===== Document excerpt =====

The 1940 All-Ireland Senior Camogie Championship was the high point of the 1940 season in Camogie. The championship was won by Cork, who defeated Galway by a five-point margin in the final.

Structure
Dublin were still in isolation, the only remaining members left of the old Camogie association while the other country boards affiliated to the National Camogie Association after a dispute over lifting the ban on hockey players. Cork defeated Waterford by 5–3 to 1–4 in the only match played in Munster, a match refereed by dual All-Ireland medallist and future Taoiseach, Jack Lynch. Antrim, champions for five years in Ulster, were surprisingly beaten by Derry, who then lost the Ulster final to Cavan. Celia Mulholland, Eileen O'Beirne, Peg Morris and Frances Coen scored Galway's goals in their semi-final defeat of Cavan. Louth had most of the play and did most of the attacking in the second half when they lost to Cork in the semi-final at Darver. Renee Fitzgerald, Eileen Casey, Kathleen Barry Murphy and Casey again were Cork's goalscorers.

===== Entries provided =====

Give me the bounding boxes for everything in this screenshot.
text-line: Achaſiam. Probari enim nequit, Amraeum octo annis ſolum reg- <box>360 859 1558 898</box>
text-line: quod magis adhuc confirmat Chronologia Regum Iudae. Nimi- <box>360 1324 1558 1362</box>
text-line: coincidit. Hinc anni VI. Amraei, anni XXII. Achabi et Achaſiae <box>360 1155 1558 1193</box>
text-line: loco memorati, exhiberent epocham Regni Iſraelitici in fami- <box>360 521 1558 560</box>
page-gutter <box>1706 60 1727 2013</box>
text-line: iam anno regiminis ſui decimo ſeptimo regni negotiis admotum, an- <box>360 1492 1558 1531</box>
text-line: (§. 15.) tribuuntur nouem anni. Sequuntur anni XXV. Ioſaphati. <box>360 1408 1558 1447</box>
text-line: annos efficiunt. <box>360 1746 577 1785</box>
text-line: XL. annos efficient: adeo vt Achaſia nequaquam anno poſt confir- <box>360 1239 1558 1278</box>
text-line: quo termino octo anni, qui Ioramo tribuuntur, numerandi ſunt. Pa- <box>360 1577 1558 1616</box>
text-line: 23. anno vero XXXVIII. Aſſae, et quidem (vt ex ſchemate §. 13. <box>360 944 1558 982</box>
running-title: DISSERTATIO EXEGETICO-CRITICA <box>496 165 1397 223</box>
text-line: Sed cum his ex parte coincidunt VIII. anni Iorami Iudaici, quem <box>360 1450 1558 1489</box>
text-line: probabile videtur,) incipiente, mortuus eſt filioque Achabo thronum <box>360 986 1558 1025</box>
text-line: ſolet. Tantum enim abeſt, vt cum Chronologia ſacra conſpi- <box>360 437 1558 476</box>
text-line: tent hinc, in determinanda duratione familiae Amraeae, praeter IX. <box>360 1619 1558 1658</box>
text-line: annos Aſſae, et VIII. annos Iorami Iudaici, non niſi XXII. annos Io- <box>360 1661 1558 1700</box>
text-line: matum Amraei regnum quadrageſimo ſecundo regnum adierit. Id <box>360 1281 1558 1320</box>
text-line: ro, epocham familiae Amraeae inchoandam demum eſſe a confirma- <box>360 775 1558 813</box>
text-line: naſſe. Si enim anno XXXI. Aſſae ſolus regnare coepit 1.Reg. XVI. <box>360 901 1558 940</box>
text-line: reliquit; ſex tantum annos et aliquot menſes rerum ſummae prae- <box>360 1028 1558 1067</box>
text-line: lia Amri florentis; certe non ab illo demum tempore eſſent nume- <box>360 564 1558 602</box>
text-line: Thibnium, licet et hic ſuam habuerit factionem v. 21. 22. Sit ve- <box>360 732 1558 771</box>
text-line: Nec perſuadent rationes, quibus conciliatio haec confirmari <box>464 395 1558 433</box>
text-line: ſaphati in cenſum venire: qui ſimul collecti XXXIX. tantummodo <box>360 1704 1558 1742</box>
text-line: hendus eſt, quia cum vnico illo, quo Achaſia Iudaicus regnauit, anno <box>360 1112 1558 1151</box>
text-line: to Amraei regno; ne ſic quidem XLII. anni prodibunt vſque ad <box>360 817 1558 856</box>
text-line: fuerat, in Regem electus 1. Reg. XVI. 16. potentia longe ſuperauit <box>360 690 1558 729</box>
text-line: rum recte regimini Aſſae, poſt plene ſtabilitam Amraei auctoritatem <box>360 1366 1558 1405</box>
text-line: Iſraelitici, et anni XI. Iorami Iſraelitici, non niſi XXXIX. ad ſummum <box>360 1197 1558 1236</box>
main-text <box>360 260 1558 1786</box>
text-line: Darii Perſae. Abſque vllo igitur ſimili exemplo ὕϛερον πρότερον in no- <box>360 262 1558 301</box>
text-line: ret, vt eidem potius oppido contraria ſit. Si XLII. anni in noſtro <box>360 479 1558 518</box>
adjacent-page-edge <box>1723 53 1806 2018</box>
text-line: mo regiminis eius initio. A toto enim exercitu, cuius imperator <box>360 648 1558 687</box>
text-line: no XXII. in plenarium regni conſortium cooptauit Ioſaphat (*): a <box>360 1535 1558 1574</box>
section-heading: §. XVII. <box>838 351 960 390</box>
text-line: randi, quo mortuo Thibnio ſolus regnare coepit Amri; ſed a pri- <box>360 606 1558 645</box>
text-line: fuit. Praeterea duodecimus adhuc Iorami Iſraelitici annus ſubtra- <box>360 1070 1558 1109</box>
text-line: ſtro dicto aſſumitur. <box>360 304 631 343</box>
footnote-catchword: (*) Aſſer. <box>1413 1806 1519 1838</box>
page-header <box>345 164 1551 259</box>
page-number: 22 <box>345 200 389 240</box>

=====

◆ **Tasks to complete**
1. Return the part of the camogie passage starting at "The 1940 All-Ireland" and ending at "in the final.", unchanged.
2. Answer these questions from the camogie passage:
(a) Which team did Cork beat in the final, and by what margin?
(b) Who refereed the match between Cork and Waterford?
(c) Where was the semi-final between Louth and Cork played?
The records can be set aside; nothing here depends on them.

◆ **Response list**
1.
The 1940 All-Ireland Senior Camogie Championship was the high point of the 1940 season in Camogie. The championship was won by Cork, who defeated Galway by a five-point margin in the final.

2.
(a) Galway, by five points.
(b) Jack Lynch.
(c) Darver.